** The exercise **
Collect every line in the records below that contains the word "publication".

** Available records **
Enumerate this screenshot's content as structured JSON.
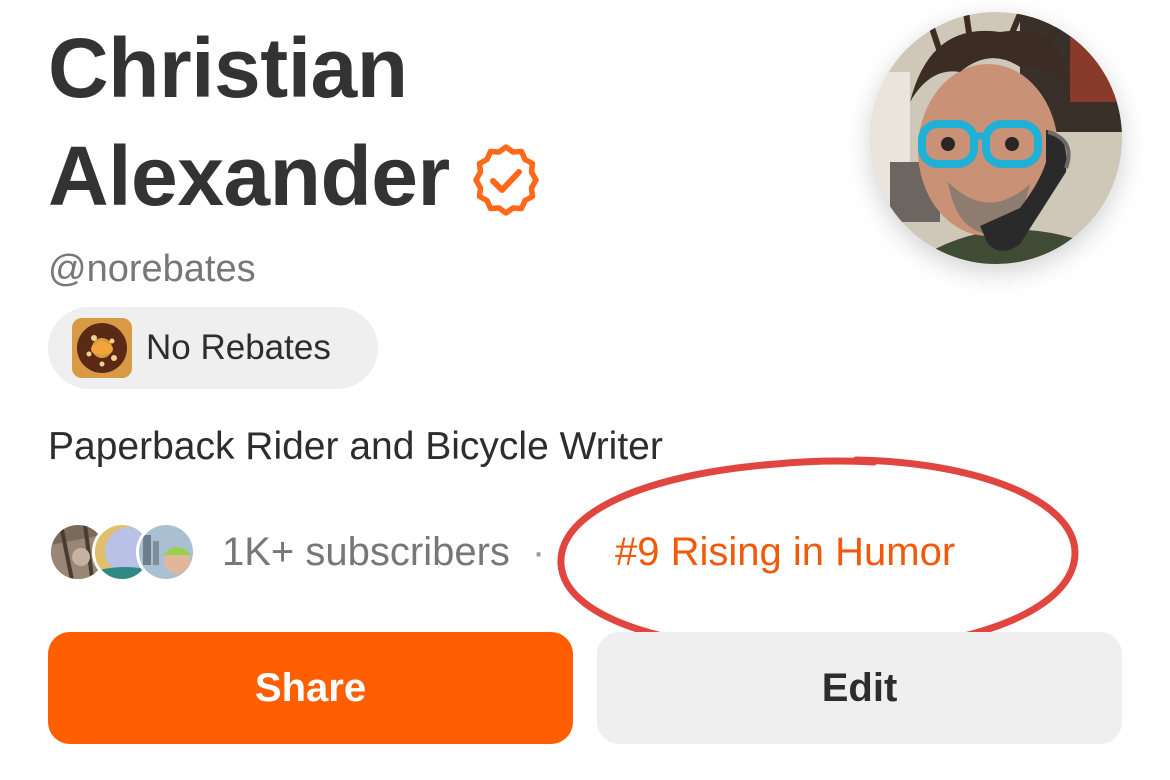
{
  "profile": {
    "name_line1": "Christian",
    "name_line2": "Alexander",
    "handle": "@norebates",
    "bio": "Paperback Rider and Bicycle Writer",
    "verified_icon": "verified-badge-icon",
    "avatar": "profile-photo"
  },
  "publication": {
    "name": "No Rebates",
    "logo": "publication-logo"
  },
  "stats": {
    "subscribers": "1K+ subscribers",
    "separator": "·",
    "rank": "#9 Rising in Humor"
  },
  "actions": {
    "share_label": "Share",
    "edit_label": "Edit"
  },
  "colors": {
    "accent": "#ff5f00",
    "rank_text": "#f05a0a",
    "annotation": "#e0453f",
    "chip_bg": "#efefef",
    "muted_text": "#777777"
  }
}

** Solution for this task **
  "publication": {
    "logo": "publication-logo"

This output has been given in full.